======== DATASET RECORDS ========
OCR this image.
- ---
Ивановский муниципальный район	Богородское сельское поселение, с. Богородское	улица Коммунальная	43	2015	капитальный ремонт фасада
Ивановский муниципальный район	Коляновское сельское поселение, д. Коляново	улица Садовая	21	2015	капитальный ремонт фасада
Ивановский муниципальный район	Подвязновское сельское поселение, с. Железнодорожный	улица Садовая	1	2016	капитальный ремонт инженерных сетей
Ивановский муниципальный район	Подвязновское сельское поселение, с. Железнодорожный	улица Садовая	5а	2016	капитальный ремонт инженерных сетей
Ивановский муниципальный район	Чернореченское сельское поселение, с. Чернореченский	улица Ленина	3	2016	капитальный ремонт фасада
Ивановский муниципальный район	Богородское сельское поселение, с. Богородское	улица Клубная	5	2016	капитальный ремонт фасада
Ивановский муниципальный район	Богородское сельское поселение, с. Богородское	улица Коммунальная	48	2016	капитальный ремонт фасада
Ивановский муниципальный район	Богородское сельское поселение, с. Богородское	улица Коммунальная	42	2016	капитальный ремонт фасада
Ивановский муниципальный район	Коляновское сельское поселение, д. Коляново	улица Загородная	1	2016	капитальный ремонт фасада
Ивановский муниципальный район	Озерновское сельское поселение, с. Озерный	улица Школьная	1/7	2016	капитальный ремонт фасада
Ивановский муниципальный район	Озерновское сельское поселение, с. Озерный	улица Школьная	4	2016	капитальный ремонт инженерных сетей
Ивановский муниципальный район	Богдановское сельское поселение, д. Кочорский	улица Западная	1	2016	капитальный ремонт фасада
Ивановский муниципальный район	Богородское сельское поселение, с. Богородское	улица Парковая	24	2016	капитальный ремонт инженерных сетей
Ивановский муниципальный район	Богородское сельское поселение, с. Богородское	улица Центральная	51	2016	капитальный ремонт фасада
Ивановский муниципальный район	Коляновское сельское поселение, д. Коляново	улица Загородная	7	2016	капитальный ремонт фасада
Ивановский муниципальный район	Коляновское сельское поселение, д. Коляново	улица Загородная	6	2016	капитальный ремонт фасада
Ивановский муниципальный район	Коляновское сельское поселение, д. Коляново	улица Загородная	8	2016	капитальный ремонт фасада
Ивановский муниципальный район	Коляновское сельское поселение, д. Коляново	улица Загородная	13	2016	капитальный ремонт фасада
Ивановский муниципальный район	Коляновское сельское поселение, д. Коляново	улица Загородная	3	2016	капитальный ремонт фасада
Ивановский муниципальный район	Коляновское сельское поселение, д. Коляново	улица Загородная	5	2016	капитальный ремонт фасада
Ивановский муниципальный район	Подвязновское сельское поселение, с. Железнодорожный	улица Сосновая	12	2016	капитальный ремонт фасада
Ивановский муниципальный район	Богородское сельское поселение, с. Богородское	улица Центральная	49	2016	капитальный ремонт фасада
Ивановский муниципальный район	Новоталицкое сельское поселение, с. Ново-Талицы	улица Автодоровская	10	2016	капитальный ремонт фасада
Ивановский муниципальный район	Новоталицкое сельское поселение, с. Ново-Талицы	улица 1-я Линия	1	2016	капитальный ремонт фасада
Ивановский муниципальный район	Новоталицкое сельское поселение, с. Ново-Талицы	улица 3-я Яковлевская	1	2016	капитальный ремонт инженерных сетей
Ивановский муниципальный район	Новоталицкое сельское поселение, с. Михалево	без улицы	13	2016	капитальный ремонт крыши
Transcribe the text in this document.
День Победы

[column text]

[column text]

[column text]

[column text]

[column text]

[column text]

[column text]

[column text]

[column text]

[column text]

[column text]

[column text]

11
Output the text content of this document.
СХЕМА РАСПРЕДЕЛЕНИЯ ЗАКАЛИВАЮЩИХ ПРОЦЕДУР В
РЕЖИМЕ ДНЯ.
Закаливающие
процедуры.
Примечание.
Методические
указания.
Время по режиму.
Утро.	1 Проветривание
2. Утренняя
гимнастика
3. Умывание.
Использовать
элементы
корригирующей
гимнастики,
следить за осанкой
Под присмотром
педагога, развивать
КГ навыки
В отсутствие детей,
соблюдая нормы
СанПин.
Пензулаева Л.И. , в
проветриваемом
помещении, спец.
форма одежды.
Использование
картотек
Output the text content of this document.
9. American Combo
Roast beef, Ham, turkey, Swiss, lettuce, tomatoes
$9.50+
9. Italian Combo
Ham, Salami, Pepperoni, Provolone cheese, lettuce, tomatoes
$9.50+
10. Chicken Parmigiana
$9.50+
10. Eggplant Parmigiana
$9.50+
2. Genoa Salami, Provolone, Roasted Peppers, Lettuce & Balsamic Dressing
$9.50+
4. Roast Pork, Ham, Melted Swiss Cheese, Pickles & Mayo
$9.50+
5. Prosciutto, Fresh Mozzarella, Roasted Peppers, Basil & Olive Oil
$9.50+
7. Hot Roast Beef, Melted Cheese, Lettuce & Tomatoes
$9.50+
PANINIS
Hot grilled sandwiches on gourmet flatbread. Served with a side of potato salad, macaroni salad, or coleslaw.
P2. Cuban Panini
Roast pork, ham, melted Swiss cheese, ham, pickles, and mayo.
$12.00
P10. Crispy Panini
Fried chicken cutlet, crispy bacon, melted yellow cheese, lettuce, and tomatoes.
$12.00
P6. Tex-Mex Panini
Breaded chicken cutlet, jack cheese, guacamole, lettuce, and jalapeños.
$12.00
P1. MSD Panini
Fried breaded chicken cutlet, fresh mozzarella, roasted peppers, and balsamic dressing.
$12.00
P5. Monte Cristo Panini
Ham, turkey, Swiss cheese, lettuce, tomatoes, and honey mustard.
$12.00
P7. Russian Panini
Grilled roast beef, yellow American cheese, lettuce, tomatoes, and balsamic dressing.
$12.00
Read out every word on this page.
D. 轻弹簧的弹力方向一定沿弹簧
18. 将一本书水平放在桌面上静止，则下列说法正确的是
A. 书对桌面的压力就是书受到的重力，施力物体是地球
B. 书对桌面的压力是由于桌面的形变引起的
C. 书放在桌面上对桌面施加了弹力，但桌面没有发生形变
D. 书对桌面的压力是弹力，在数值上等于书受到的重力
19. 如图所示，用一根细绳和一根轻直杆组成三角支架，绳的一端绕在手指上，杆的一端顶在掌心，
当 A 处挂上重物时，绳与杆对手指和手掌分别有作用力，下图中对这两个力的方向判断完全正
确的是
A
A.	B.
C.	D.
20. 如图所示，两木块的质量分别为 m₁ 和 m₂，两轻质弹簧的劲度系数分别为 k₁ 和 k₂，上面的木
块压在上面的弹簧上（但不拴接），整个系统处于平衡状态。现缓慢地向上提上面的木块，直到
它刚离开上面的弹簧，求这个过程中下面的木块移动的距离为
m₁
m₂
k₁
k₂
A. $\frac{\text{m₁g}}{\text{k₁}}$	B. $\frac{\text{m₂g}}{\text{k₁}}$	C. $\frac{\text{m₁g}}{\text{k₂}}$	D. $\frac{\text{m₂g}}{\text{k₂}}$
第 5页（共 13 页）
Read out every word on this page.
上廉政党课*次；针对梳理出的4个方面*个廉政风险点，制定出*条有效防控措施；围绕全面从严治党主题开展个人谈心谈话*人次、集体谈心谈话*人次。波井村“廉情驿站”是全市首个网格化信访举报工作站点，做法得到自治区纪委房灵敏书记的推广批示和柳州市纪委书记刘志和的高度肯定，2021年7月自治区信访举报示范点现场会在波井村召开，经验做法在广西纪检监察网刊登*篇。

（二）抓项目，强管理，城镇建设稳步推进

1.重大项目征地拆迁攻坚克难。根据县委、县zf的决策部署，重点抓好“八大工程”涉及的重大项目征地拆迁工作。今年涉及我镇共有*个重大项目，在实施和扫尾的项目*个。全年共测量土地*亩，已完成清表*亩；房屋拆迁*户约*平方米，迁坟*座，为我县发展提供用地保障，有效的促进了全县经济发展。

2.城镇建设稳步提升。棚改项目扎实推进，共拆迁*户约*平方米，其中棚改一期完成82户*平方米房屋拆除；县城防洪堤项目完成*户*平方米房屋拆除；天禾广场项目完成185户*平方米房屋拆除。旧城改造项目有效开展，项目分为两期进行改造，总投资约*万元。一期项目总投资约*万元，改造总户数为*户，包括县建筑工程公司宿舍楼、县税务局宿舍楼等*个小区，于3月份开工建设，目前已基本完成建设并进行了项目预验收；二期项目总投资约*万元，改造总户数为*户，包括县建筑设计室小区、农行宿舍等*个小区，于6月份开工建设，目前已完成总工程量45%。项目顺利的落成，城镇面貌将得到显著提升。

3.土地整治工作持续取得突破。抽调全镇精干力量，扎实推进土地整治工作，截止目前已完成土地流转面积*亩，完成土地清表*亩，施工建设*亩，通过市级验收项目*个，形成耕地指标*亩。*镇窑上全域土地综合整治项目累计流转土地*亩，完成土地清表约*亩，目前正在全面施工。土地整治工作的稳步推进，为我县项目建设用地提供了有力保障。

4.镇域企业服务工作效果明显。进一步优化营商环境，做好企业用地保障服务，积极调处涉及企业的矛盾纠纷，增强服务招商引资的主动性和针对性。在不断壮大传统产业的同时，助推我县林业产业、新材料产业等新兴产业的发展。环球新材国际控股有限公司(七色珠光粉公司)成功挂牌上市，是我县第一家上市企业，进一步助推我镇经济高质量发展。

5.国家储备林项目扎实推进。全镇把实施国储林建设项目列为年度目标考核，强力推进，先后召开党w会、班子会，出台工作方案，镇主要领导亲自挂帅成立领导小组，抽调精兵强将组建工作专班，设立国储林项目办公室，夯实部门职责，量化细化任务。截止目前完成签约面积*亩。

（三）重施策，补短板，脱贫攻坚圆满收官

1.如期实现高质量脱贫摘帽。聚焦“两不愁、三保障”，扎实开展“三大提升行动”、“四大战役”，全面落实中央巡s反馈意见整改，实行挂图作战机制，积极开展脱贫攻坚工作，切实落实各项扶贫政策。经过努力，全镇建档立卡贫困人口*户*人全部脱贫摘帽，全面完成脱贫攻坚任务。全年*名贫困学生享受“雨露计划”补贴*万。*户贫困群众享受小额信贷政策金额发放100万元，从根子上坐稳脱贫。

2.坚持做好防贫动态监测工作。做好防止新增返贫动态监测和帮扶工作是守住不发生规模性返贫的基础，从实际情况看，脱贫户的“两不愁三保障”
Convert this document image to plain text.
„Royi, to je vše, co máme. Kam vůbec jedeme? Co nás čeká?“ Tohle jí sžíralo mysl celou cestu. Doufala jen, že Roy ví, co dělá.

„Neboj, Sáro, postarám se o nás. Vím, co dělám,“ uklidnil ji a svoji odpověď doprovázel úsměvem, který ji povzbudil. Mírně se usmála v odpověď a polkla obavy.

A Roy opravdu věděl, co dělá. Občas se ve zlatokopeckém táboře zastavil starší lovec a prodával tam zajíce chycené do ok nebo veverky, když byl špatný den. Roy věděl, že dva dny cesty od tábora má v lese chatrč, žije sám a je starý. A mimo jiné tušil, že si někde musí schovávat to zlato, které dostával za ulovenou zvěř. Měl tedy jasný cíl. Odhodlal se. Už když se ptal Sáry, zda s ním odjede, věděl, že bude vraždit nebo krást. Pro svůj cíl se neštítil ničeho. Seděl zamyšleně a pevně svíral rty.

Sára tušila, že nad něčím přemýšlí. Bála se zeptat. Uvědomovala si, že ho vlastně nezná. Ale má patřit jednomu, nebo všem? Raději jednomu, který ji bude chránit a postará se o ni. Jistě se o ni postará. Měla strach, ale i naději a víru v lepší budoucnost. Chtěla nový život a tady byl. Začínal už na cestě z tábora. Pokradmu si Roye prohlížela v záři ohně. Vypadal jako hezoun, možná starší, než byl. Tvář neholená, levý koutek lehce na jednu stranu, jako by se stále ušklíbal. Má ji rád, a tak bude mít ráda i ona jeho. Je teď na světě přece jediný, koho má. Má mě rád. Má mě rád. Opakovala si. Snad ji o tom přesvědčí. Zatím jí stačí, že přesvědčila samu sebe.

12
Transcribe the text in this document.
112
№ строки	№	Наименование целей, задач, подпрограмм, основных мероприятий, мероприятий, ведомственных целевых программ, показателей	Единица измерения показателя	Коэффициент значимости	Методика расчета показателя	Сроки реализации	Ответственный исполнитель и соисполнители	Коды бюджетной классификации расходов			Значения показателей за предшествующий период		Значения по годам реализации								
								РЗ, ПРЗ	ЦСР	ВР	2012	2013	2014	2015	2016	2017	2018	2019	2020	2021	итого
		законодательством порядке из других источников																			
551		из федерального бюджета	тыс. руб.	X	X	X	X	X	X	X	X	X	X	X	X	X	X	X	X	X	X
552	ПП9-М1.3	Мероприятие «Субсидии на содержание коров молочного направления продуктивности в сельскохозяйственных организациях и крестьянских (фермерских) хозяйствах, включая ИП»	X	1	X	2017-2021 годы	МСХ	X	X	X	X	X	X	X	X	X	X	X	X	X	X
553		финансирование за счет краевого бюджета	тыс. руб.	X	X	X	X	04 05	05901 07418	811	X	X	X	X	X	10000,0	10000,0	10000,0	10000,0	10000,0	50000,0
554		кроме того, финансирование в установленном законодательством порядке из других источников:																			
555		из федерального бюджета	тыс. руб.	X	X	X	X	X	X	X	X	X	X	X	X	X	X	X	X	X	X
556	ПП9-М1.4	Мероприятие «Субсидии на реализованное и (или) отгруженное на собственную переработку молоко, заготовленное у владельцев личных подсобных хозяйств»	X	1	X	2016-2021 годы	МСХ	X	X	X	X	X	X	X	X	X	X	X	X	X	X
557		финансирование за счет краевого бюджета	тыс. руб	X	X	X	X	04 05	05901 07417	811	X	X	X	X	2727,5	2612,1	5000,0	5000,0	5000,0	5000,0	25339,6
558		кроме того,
========
OBJECTIVE => Lines that include the word "Swiss" are to be extracted from the data above.

EXPECTED ANSWER =>
Roast beef, Ham, turkey, Swiss, lettuce, tomatoes
4. Roast Pork, Ham, Melted Swiss Cheese, Pickles & Mayo
Roast pork, ham, melted Swiss cheese, ham, pickles, and mayo.
Ham, turkey, Swiss cheese, lettuce, tomatoes, and honey mustard.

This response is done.